RAW DATA

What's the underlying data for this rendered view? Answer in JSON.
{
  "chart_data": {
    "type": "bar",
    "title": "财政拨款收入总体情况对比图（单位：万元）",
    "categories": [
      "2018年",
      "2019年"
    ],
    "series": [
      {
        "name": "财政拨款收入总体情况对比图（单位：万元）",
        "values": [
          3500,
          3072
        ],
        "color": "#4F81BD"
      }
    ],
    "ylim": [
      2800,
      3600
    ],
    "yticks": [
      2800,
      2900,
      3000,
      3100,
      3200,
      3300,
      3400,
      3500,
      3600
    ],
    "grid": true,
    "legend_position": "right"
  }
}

YOUR INSTRUCTIONS
Your answer should be one number: how many lines of the listing include the word "财政拨款收入总体情况对比图".

WRITTEN RESPONSE
2